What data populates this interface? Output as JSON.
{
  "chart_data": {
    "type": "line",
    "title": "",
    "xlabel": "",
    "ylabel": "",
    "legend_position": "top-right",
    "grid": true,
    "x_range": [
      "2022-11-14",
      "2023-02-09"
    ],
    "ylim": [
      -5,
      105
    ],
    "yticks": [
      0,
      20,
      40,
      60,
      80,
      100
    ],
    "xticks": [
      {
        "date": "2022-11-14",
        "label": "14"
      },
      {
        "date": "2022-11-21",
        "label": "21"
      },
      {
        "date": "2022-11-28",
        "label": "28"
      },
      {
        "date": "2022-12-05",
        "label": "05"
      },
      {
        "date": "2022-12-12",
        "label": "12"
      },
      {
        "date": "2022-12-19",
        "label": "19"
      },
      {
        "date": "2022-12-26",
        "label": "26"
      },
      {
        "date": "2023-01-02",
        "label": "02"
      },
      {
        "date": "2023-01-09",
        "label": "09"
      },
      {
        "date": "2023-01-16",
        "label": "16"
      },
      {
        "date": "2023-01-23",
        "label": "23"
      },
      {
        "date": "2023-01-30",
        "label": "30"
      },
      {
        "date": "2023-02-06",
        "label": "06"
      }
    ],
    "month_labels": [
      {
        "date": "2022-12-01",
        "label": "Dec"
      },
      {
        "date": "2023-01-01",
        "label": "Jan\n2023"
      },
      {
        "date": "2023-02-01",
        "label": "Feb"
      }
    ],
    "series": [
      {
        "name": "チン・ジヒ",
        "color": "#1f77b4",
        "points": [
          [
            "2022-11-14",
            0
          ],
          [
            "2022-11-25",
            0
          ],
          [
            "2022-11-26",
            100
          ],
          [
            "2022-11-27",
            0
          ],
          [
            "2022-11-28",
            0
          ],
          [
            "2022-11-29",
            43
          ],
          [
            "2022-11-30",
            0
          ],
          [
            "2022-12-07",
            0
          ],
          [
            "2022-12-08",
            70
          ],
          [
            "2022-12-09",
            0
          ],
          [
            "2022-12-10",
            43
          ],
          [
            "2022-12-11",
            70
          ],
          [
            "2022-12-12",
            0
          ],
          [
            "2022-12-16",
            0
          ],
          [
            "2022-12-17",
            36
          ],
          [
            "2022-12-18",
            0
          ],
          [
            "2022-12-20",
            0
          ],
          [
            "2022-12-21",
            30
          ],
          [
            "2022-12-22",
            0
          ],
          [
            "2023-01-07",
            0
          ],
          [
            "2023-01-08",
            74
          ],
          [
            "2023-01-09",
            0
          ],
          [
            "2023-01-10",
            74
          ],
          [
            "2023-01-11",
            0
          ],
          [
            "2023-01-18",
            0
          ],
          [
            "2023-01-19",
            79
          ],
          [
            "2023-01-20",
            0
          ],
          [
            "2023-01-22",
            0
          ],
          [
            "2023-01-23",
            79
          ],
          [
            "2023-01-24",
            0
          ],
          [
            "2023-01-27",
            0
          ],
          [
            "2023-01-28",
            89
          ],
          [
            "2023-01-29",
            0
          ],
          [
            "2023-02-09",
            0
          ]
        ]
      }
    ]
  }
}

▶ [Aim of the task]:
Repeat the listing above without any change.

▶ [Correct output]:
What data populates this interface? Output as JSON.
{
  "chart_data": {
    "type": "line",
    "title": "",
    "xlabel": "",
    "ylabel": "",
    "legend_position": "top-right",
    "grid": true,
    "x_range": [
      "2022-11-14",
      "2023-02-09"
    ],
    "ylim": [
      -5,
      105
    ],
    "yticks": [
      0,
      20,
      40,
      60,
      80,
      100
    ],
    "xticks": [
      {
        "date": "2022-11-14",
        "label": "14"
      },
      {
        "date": "2022-11-21",
        "label": "21"
      },
      {
        "date": "2022-11-28",
        "label": "28"
      },
      {
        "date": "2022-12-05",
        "label": "05"
      },
      {
        "date": "2022-12-12",
        "label": "12"
      },
      {
        "date": "2022-12-19",
        "label": "19"
      },
      {
        "date": "2022-12-26",
        "label": "26"
      },
      {
        "date": "2023-01-02",
        "label": "02"
      },
      {
        "date": "2023-01-09",
        "label": "09"
      },
      {
        "date": "2023-01-16",
        "label": "16"
      },
      {
        "date": "2023-01-23",
        "label": "23"
      },
      {
        "date": "2023-01-30",
        "label": "30"
      },
      {
        "date": "2023-02-06",
        "label": "06"
      }
    ],
    "month_labels": [
      {
        "date": "2022-12-01",
        "label": "Dec"
      },
      {
        "date": "2023-01-01",
        "label": "Jan\n2023"
      },
      {
        "date": "2023-02-01",
        "label": "Feb"
      }
    ],
    "series": [
      {
        "name": "チン・ジヒ",
        "color": "#1f77b4",
        "points": [
          [
            "2022-11-14",
            0
          ],
          [
            "2022-11-25",
            0
          ],
          [
            "2022-11-26",
            100
          ],
          [
            "2022-11-27",
            0
          ],
          [
            "2022-11-28",
            0
          ],
          [
            "2022-11-29",
            43
          ],
          [
            "2022-11-30",
            0
          ],
          [
            "2022-12-07",
            0
          ],
          [
            "2022-12-08",
            70
          ],
          [
            "2022-12-09",
            0
          ],
          [
            "2022-12-10",
            43
          ],
          [
            "2022-12-11",
            70
          ],
          [
            "2022-12-12",
            0
          ],
          [
            "2022-12-16",
            0
          ],
          [
            "2022-12-17",
            36
          ],
          [
            "2022-12-18",
            0
          ],
          [
            "2022-12-20",
            0
          ],
          [
            "2022-12-21",
            30
          ],
          [
            "2022-12-22",
            0
          ],
          [
            "2023-01-07",
            0
          ],
          [
            "2023-01-08",
            74
          ],
          [
            "2023-01-09",
            0
          ],
          [
            "2023-01-10",
            74
          ],
          [
            "2023-01-11",
            0
          ],
          [
            "2023-01-18",
            0
          ],
          [
            "2023-01-19",
            79
          ],
          [
            "2023-01-20",
            0
          ],
          [
            "2023-01-22",
            0
          ],
          [
            "2023-01-23",
            79
          ],
          [
            "2023-01-24",
            0
          ],
          [
            "2023-01-27",
            0
          ],
          [
            "2023-01-28",
            89
          ],
          [
            "2023-01-29",
            0
          ],
          [
            "2023-02-09",
            0
          ]
        ]
      }
    ]
  }
}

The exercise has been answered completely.